→ What you will do:
Using the listing below, select the lines with the word "causes" and copy them.

→ Available records:
++++
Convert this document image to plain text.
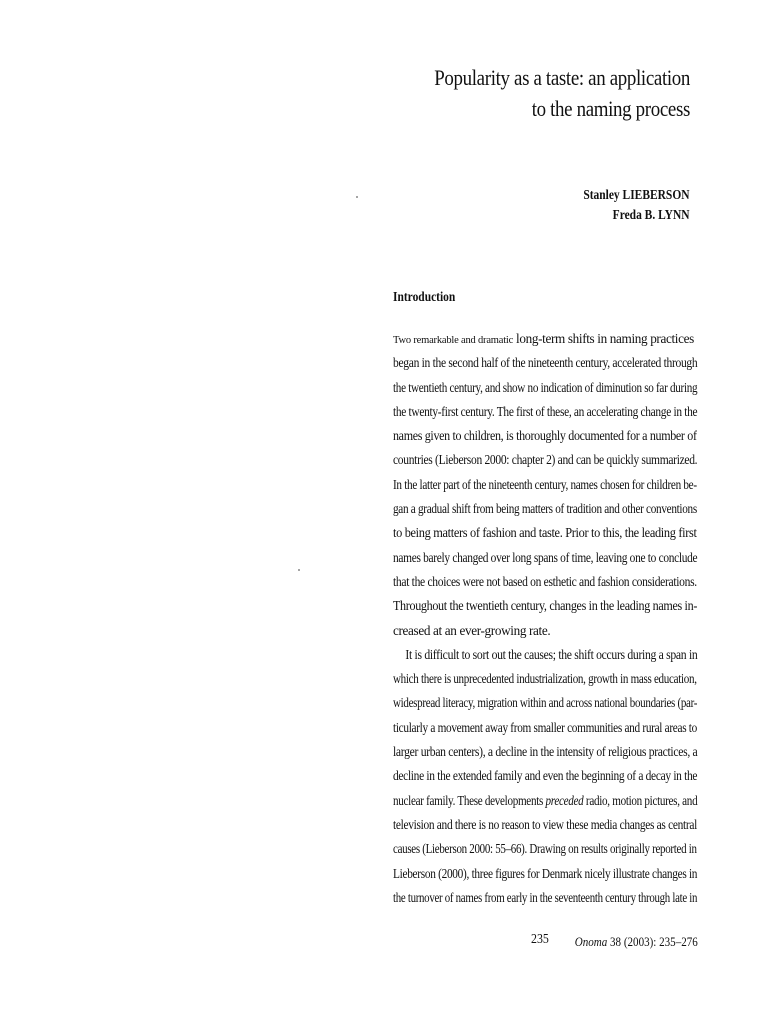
Popularity as a taste: an application
to the naming process
Stanley LIEBERSON
Freda B. LYNN
Introduction
Two remarkable and dramatic long-term shifts in naming practices
began in the second half of the nineteenth century, accelerated through
the twentieth century, and show no indication of diminution so far during
the twenty-first century. The first of these, an accelerating change in the
names given to children, is thoroughly documented for a number of
countries (Lieberson 2000: chapter 2) and can be quickly summarized.
In the latter part of the nineteenth century, names chosen for children be-
gan a gradual shift from being matters of tradition and other conventions
to being matters of fashion and taste. Prior to this, the leading first
names barely changed over long spans of time, leaving one to conclude
that the choices were not based on esthetic and fashion considerations.
Throughout the twentieth century, changes in the leading names in-
creased at an ever-growing rate.
It is difficult to sort out the causes; the shift occurs during a span in
which there is unprecedented industrialization, growth in mass education,
widespread literacy, migration within and across national boundaries (par-
ticularly a movement away from smaller communities and rural areas to
larger urban centers), a decline in the intensity of religious practices, a
decline in the extended family and even the beginning of a decay in the
nuclear family. These developments preceded radio, motion pictures, and
television and there is no reason to view these media changes as central
causes (Lieberson 2000: 55–66). Drawing on results originally reported in
Lieberson (2000), three figures for Denmark nicely illustrate changes in
the turnover of names from early in the seventeenth century through late in
235 Onoma 38 (2003): 235–276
++++
→ Answer to this problem:
It is difficult to sort out the causes; the shift occurs during a span in
causes (Lieberson 2000: 55–66). Drawing on results originally reported in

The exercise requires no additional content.